> **Task data**:
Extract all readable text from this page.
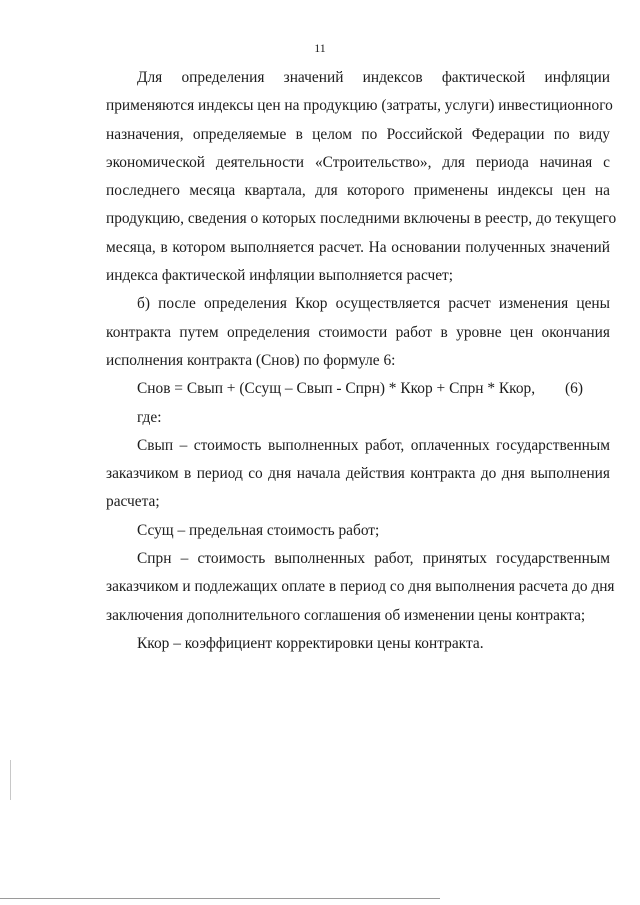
11
Для определения значений индексов фактической инфляции
применяются индексы цен на продукцию (затраты, услуги) инвестиционного
назначения, определяемые в целом по Российской Федерации по виду
экономической деятельности «Строительство», для периода начиная с
последнего месяца квартала, для которого применены индексы цен на
продукцию, сведения о которых последними включены в реестр, до текущего
месяца, в котором выполняется расчет. На основании полученных значений
индекса фактической инфляции выполняется расчет;
б) после определения Ккор осуществляется расчет изменения цены
контракта путем определения стоимости работ в уровне цен окончания
исполнения контракта (Снов) по формуле 6:
Снов = Свып + (Ссущ – Свып - Спрн) * Ккор + Спрн * Ккор, (6)
где:
Свып – стоимость выполненных работ, оплаченных государственным
заказчиком в период со дня начала действия контракта до дня выполнения
расчета;
Ссущ – предельная стоимость работ;
Спрн – стоимость выполненных работ, принятых государственным
заказчиком и подлежащих оплате в период со дня выполнения расчета до дня
заключения дополнительного соглашения об изменении цены контракта;
Ккор – коэффициент корректировки цены контракта.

> **Exercise**: Transcribe the whole listing exactly. Pictures stay out of your copy.

> **Reply to the task**:
Extract all readable text from this page.
11
Для определения значений индексов фактической инфляции
применяются индексы цен на продукцию (затраты, услуги) инвестиционного
назначения, определяемые в целом по Российской Федерации по виду
экономической деятельности «Строительство», для периода начиная с
последнего месяца квартала, для которого применены индексы цен на
продукцию, сведения о которых последними включены в реестр, до текущего
месяца, в котором выполняется расчет. На основании полученных значений
индекса фактической инфляции выполняется расчет;
б) после определения Ккор осуществляется расчет изменения цены
контракта путем определения стоимости работ в уровне цен окончания
исполнения контракта (Снов) по формуле 6:
Снов = Свып + (Ссущ – Свып - Спрн) * Ккор + Спрн * Ккор, (6)
где:
Свып – стоимость выполненных работ, оплаченных государственным
заказчиком в период со дня начала действия контракта до дня выполнения
расчета;
Ссущ – предельная стоимость работ;
Спрн – стоимость выполненных работ, принятых государственным
заказчиком и подлежащих оплате в период со дня выполнения расчета до дня
заключения дополнительного соглашения об изменении цены контракта;
Ккор – коэффициент корректировки цены контракта.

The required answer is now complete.